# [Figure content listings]
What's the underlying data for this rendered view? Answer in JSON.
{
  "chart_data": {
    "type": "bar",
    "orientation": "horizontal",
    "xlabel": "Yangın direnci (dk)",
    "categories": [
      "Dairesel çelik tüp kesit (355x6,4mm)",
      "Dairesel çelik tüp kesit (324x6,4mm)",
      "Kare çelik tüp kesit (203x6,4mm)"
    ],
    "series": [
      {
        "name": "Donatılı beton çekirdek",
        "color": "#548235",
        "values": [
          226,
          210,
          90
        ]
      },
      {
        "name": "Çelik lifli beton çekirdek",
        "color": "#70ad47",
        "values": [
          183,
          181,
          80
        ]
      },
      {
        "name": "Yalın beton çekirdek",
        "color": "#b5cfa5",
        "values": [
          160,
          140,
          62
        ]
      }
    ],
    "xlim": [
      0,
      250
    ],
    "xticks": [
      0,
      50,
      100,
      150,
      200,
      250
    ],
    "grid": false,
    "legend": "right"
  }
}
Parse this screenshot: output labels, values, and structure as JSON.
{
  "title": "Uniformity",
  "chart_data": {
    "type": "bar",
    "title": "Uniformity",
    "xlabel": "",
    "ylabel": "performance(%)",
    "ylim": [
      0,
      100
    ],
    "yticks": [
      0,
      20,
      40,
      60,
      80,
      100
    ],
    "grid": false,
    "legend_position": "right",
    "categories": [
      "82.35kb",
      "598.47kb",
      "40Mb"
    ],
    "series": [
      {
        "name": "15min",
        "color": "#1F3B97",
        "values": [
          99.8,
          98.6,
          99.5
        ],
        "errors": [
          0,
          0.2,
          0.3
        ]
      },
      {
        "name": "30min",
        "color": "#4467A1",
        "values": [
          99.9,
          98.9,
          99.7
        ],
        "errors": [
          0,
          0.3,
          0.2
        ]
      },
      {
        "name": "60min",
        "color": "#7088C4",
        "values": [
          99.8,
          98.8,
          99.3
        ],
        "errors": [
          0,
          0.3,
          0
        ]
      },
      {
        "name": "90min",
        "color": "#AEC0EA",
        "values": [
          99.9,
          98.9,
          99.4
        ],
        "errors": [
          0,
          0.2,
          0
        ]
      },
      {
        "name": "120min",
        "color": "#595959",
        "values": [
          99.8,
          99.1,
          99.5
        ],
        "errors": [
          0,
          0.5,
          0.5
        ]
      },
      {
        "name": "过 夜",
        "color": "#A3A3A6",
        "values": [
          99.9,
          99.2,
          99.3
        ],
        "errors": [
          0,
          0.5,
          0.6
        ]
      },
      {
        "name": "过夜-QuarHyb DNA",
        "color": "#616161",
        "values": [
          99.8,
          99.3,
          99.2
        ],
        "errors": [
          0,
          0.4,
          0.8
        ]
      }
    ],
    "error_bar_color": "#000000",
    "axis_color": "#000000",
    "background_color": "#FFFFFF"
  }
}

# [Problem description]
Scan the listing above. Collect all lines with the word "this".

# [Task response]
What's the underlying data for this rendered view? Answer in JSON.
Parse this screenshot: output labels, values, and structure as JSON.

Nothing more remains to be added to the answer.